Written exercise: Copy, from the entries below, each line where the word "ساعت" can be found.

Supplied material:
★ ★ ★

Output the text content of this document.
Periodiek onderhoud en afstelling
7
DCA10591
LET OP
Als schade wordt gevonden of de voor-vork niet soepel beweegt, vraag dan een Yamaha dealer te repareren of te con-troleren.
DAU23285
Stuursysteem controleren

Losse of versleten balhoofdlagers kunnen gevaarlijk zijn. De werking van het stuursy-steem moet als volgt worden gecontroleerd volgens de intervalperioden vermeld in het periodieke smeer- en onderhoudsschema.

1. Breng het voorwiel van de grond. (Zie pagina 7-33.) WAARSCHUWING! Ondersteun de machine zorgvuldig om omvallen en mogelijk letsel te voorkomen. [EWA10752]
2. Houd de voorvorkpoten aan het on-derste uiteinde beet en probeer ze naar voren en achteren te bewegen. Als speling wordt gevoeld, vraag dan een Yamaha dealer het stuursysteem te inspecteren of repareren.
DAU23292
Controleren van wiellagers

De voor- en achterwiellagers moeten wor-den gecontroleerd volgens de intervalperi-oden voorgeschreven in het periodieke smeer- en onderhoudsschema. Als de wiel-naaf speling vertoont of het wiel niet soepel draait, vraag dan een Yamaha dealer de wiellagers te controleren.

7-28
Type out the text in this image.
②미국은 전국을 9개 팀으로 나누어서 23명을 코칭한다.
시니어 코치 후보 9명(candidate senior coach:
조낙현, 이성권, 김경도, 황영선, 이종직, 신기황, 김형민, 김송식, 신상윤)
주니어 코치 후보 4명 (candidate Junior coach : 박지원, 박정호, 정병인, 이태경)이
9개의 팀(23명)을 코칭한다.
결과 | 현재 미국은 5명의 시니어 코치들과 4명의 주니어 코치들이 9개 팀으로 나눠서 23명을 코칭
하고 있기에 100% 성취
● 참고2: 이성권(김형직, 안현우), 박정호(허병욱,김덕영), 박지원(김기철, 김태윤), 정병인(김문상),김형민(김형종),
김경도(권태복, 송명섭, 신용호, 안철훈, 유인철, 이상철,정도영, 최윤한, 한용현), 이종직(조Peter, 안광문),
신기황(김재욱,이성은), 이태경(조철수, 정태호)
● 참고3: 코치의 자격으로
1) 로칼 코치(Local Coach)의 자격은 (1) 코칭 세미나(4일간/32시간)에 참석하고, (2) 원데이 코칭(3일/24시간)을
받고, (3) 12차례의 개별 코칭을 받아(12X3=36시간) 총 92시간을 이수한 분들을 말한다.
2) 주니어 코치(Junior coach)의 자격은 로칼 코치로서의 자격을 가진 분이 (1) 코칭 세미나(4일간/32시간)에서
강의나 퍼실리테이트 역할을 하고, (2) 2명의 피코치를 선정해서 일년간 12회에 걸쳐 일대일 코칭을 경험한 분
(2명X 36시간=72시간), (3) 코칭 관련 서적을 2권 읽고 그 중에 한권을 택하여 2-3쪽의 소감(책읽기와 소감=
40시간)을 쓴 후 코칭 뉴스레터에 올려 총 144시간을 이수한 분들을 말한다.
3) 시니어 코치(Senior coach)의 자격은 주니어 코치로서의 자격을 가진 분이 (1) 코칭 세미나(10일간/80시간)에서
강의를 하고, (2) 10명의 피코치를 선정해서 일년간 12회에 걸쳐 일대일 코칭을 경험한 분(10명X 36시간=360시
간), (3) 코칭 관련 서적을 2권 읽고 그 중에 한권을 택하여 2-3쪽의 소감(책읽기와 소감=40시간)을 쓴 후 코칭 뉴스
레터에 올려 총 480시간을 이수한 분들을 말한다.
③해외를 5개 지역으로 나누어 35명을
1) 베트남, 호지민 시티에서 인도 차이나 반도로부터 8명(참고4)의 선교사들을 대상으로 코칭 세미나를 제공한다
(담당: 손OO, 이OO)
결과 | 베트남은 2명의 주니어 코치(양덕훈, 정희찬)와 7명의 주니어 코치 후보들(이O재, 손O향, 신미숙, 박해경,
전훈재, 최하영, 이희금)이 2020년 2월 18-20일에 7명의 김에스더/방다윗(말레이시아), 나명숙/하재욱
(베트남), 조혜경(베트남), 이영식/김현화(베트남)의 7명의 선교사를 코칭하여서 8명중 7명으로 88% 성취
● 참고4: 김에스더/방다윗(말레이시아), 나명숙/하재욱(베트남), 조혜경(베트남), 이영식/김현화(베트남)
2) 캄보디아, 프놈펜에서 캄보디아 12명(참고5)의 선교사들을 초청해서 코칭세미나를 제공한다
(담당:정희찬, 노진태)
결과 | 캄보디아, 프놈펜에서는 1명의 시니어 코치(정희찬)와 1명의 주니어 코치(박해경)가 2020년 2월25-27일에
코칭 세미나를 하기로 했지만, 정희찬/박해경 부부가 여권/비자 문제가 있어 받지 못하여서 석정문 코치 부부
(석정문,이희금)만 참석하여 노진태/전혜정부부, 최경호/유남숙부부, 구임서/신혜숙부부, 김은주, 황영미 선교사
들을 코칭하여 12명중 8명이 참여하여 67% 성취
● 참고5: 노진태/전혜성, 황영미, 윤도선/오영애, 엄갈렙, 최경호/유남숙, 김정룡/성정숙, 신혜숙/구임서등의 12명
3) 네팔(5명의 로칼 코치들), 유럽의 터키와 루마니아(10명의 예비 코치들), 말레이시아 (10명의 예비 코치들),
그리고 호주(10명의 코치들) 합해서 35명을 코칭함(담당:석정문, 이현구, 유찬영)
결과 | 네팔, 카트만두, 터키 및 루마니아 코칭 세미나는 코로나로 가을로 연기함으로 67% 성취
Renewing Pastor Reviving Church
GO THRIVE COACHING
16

★ ★ ★

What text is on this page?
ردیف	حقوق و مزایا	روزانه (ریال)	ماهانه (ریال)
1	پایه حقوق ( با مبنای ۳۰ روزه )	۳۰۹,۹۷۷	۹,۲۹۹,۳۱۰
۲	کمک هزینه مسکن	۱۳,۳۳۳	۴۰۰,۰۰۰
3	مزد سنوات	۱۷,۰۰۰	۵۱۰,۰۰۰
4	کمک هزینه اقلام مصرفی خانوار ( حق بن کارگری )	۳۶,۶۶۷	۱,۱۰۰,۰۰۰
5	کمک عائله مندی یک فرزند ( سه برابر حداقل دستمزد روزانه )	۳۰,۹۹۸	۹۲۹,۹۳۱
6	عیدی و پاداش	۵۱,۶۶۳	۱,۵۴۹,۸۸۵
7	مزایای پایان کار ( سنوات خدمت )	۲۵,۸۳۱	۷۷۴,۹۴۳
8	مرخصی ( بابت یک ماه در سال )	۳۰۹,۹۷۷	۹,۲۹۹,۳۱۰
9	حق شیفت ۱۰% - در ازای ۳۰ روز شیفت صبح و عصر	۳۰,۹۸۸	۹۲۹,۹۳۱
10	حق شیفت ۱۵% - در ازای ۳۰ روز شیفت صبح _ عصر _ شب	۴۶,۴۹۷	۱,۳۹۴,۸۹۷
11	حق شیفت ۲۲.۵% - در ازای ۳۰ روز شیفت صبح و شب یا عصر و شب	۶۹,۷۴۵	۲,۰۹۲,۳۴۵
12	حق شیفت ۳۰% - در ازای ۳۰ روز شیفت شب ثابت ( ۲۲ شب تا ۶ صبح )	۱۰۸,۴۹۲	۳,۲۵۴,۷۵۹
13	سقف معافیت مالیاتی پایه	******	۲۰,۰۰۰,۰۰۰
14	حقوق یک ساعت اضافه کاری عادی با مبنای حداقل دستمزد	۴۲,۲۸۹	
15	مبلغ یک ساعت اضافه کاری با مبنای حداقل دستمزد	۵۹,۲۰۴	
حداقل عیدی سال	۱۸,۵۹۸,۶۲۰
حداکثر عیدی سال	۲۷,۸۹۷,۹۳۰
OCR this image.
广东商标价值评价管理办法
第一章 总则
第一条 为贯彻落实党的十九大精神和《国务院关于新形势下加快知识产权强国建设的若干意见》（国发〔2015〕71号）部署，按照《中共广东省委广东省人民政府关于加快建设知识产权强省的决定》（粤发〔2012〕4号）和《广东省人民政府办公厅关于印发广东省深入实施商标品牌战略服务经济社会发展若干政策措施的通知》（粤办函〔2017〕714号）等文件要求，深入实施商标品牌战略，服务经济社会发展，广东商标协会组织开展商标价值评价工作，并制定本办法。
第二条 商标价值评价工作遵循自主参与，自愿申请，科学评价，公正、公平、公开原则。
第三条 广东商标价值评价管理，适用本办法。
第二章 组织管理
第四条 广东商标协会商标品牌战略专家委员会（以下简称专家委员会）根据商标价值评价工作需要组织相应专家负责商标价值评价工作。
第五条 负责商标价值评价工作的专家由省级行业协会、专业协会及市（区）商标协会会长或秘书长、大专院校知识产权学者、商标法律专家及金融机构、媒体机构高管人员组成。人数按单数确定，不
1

★ ★ ★

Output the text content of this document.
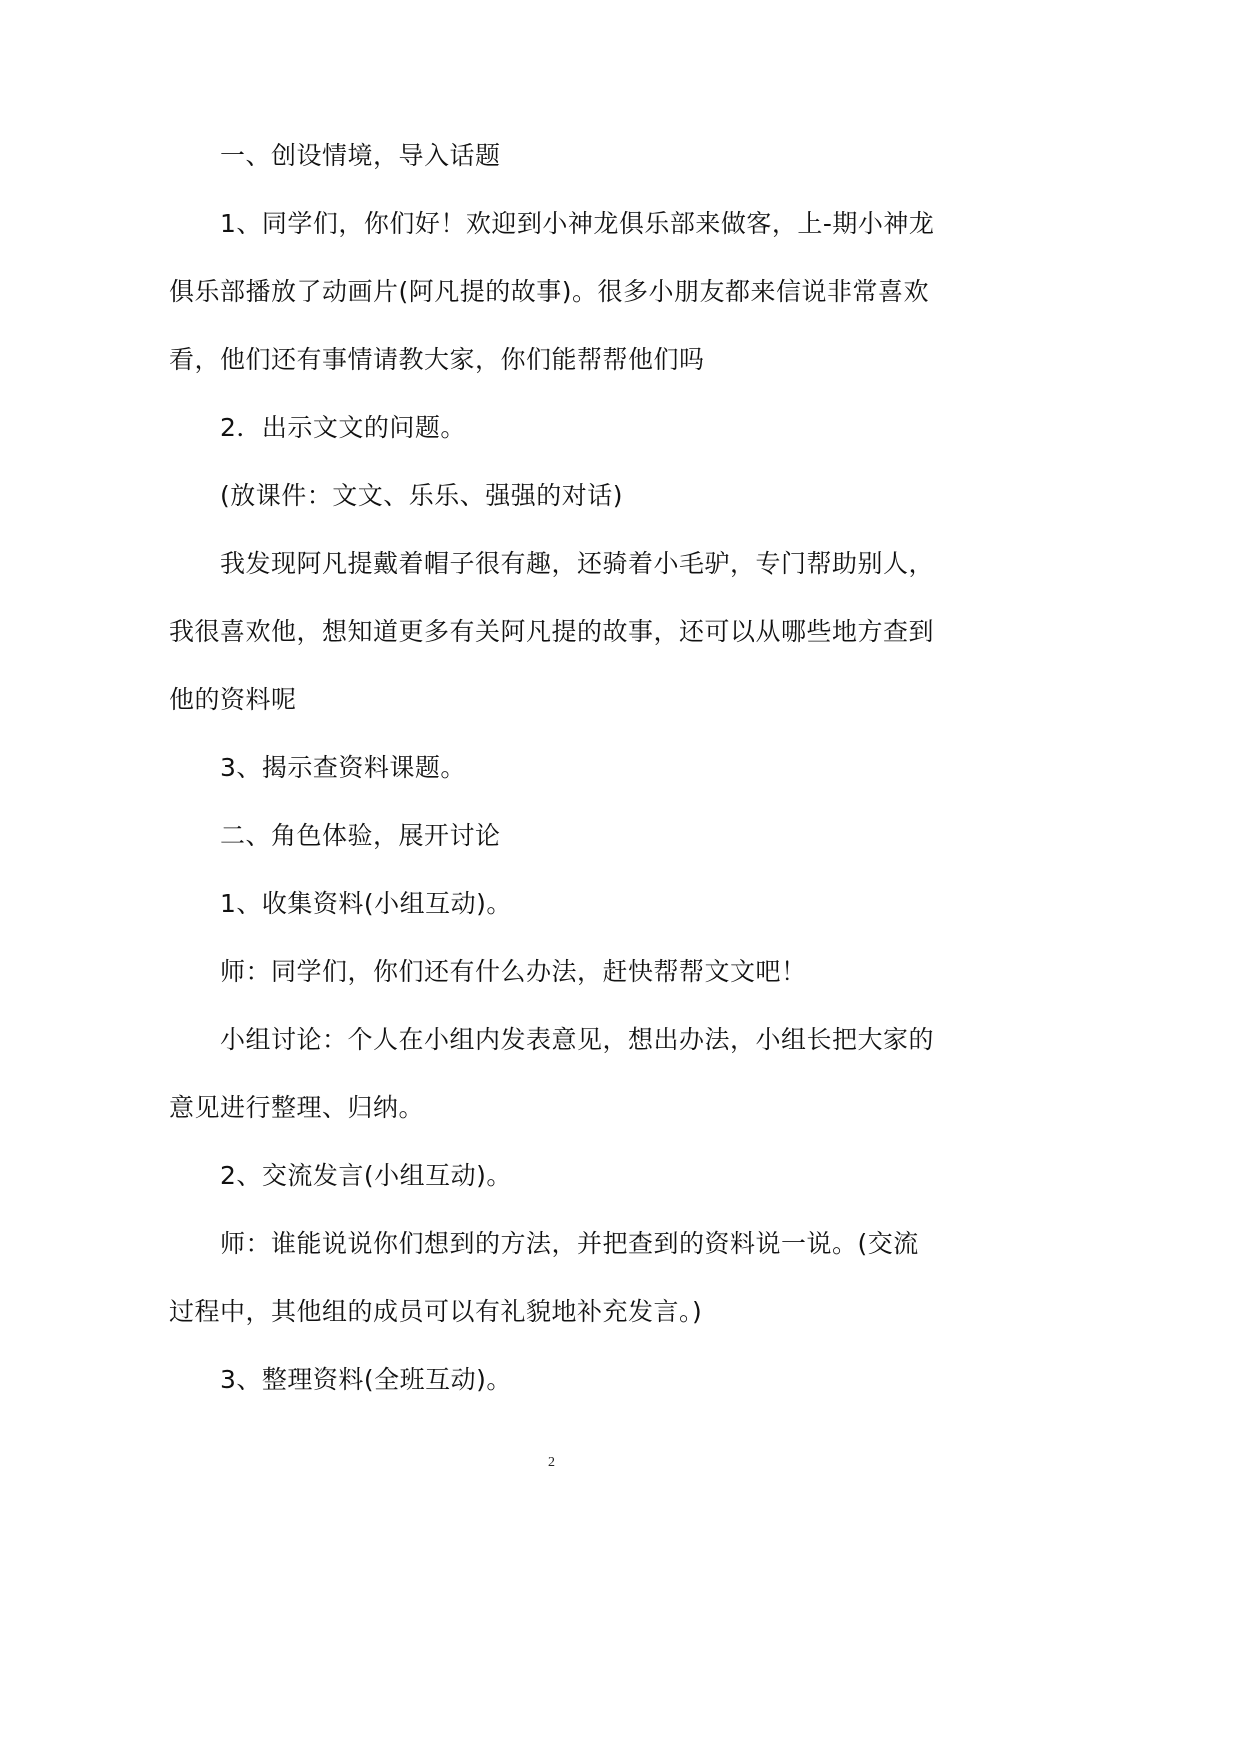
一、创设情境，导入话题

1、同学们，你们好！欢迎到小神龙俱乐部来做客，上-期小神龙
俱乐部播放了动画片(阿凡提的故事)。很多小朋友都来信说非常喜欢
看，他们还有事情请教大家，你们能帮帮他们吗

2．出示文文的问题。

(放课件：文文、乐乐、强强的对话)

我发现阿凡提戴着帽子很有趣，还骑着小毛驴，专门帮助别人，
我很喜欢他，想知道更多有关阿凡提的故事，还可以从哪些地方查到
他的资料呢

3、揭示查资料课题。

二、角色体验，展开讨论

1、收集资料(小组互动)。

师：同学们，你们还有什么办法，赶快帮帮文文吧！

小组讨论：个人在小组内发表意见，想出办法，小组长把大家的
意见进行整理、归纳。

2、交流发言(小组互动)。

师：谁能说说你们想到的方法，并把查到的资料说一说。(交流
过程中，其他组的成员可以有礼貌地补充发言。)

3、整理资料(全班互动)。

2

★ ★ ★

Expected answer:
14	حقوق یک ساعت اضافه کاری عادی با مبنای حداقل دستمزد	۴۲,۲۸۹	
15	مبلغ یک ساعت اضافه کاری با مبنای حداقل دستمزد	۵۹,۲۰۴	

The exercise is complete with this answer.